| 設問 |
• A. 提供テキストに名前が出てくる人物を、記載順にすべて列挙してください。
• B. 提供テキストについて、次の問いに答えてください。
(i) 達造は現在、誰の下で下っ引きをしているか。
(ii) おたえがお光をおぶって夜明けまで過ごすことがあった場所はどこか。
(iii) 同時収録の短篇「福良雀」の主人公は何者か。
• C. 提供テキストのうち、「夜空の闇に目が慣れてくると、星はその数を増していく。」から「薦めたくなる時代小説である。」までの範囲を、終わりの語句も含めて一字一句そのまま書き出してください。

━━━━━ 提供テキスト

川瀬石町(日本橋)の老舗紙問屋富田屋の跡取りの達造は、養父との折り合いが悪く、心はすさむばかり。そんな達造の気持ちが安らぐのは、下働きのおたえとのひと時だった。―やがて、身を持ち崩した達造は家を出て、今は上野北黒門町の岡っ引きの友蔵親分の下っ引きとして捕り物に走り回ってる。江戸の町を跳梁する凶暴な盗賊を追ううちに、その魔の手は達造の周りにも及んできた…。

 灯りが消えた江戸の夜は闇に包まれていた。

 ……(中略)……

 空には、一面星が輝いていた。

「降ってきそうだよ」

 おたえも背のお光を揺らしながら顔を上げた。おんぶ紐で首を絞められそうになりながら、息を呑み見上げている。

「すごい数」

「江戸にいる人と同じくらい多いな」

 この夜空の星が江戸に住む人ならば、もうこの中には父と祖父はいないと、達造はふと考える。こんなに数え切れぬくらい星が煌いているというのに、父も祖父もいないのだ。

「おたえと俺の星もあるのかなぁ」

 夜空の闇に目が慣れてくると、星はその数を増していく。

「綺麗ですね」

「煙草入れの蒔絵の金と銀みたいだ」

「蒔絵って?」

(『夜半の綺羅星』P.61より)

子守奉公のおたえは夜泣きがひどいお光をおぶって、家を出て近所の聖天稲荷で夜明けまで過ごすことがあった。達造は幼いおたえには心細いだろうと思い、朝まで一緒に付き合っていた。そんな二人が星を見上げながら語り合うシーンである。そういえば、しばらく夜空の星をゆっくりと見ていないなあ。

ハードボイルドな捕物小説としみじみとした味わいのある市井小説の2つの要素が絶妙にブレンドされていて、ストーリー展開を楽しみながら心温まる読書ができた。人にちょっと薦めたくなる時代小説である。

一緒に収録された短篇「福良雀」は若き根付職人を主人公にしているが、岡っ引き友五郎シリーズの一編。人への温かさがある物語である。

━━━━━━━━━━
━━━━━ 抽出記録

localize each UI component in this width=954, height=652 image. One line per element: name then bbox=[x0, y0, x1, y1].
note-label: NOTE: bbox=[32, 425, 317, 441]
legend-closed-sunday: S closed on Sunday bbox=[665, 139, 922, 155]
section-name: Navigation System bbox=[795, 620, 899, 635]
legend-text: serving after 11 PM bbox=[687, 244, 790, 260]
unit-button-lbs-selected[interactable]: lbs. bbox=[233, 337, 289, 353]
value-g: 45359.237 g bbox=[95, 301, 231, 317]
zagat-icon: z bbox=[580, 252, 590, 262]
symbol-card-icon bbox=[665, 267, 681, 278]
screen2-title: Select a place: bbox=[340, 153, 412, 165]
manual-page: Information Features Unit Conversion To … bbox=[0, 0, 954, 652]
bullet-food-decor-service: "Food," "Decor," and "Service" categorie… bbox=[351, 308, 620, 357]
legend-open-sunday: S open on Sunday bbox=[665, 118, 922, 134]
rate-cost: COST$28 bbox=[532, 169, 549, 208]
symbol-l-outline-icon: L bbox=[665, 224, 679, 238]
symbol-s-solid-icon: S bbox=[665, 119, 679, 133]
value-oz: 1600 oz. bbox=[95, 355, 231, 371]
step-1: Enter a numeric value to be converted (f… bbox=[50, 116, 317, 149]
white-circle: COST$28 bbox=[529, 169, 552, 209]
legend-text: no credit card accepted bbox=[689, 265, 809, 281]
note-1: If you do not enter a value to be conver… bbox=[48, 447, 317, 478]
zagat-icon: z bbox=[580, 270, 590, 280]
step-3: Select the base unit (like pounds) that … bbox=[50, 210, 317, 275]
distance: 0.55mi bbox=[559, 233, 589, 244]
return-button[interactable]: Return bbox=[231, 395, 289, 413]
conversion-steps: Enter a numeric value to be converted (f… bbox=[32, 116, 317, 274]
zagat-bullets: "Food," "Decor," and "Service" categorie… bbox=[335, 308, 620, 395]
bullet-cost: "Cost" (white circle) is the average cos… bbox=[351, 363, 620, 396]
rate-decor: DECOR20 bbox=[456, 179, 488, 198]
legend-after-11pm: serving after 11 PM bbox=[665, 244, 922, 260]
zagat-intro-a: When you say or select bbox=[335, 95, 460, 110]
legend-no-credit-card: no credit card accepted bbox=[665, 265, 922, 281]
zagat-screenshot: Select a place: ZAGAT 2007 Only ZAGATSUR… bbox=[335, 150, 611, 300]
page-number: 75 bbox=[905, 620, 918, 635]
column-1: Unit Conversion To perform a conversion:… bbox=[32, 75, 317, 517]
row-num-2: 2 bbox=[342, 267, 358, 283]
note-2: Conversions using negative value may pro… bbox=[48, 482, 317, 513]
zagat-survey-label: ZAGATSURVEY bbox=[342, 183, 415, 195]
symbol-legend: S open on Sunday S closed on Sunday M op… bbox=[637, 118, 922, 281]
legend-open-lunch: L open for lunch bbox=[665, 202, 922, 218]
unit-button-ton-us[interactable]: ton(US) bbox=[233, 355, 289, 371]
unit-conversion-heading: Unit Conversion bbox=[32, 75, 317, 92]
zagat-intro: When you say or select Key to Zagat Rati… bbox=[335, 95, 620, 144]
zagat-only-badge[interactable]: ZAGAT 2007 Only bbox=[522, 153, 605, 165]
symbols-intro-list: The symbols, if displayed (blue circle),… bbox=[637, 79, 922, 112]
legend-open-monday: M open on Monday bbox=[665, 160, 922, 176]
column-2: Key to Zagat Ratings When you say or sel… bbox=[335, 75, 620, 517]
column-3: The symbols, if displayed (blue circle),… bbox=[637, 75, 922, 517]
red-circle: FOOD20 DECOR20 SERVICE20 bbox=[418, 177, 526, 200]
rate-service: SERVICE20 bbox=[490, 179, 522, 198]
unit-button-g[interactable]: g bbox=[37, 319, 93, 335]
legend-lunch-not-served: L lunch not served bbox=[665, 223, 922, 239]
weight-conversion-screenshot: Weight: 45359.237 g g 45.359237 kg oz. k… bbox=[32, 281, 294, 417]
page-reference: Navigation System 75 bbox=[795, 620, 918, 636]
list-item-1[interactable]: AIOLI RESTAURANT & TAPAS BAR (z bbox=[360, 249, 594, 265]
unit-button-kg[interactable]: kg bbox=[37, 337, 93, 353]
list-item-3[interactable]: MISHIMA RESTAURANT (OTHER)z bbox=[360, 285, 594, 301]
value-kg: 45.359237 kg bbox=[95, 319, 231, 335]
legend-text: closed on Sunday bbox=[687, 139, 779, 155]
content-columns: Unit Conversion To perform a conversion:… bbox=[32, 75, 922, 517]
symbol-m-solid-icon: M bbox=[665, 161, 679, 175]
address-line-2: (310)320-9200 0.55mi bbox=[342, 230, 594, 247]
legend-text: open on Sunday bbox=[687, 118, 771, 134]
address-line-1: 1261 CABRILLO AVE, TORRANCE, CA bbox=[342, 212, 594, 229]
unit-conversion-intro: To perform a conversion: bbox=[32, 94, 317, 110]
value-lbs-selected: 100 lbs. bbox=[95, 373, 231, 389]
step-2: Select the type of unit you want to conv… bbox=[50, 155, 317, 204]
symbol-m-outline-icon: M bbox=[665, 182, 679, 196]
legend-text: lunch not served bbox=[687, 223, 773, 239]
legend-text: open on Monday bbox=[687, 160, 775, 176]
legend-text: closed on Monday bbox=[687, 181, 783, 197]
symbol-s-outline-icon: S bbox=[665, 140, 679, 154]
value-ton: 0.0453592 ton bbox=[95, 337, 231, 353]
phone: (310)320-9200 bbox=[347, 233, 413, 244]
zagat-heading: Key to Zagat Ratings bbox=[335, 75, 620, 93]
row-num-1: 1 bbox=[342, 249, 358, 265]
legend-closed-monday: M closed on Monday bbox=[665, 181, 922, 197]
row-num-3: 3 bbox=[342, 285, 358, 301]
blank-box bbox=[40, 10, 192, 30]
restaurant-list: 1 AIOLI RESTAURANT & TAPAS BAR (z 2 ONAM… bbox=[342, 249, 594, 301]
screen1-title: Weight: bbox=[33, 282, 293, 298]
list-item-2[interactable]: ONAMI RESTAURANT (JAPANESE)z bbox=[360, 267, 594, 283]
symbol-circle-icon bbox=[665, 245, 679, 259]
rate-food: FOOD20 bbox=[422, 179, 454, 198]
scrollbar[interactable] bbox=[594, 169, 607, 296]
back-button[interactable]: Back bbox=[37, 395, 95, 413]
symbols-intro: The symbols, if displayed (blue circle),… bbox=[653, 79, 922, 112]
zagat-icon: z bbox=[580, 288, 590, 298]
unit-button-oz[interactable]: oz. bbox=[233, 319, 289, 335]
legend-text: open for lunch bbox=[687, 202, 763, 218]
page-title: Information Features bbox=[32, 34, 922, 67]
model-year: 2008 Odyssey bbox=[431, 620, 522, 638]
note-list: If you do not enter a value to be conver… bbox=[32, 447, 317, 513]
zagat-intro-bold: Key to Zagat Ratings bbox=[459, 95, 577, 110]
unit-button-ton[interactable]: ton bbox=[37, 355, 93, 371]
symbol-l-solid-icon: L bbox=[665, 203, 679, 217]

━━━━━━━━━━

| 回答 |
• A. 達造、おたえ、友蔵、お光、友五郎

• B.
(i) 上野北黒門町の岡っ引きの友蔵親分
(ii) 近所の聖天稲荷
(iii) 若き根付職人

• C.
夜空の闇に目が慣れてくると、星はその数を増していく。

「綺麗ですね」

「煙草入れの蒔絵の金と銀みたいだ」

「蒔絵って?」

(『夜半の綺羅星』P.61より)

子守奉公のおたえは夜泣きがひどいお光をおぶって、家を出て近所の聖天稲荷で夜明けまで過ごすことがあった。達造は幼いおたえには心細いだろうと思い、朝まで一緒に付き合っていた。そんな二人が星を見上げながら語り合うシーンである。そういえば、しばらく夜空の星をゆっくりと見ていないなあ。

ハードボイルドな捕物小説としみじみとした味わいのある市井小説の2つの要素が絶妙にブレンドされていて、ストーリー展開を楽しみながら心温まる読書ができた。人にちょっと薦めたくなる時代小説である。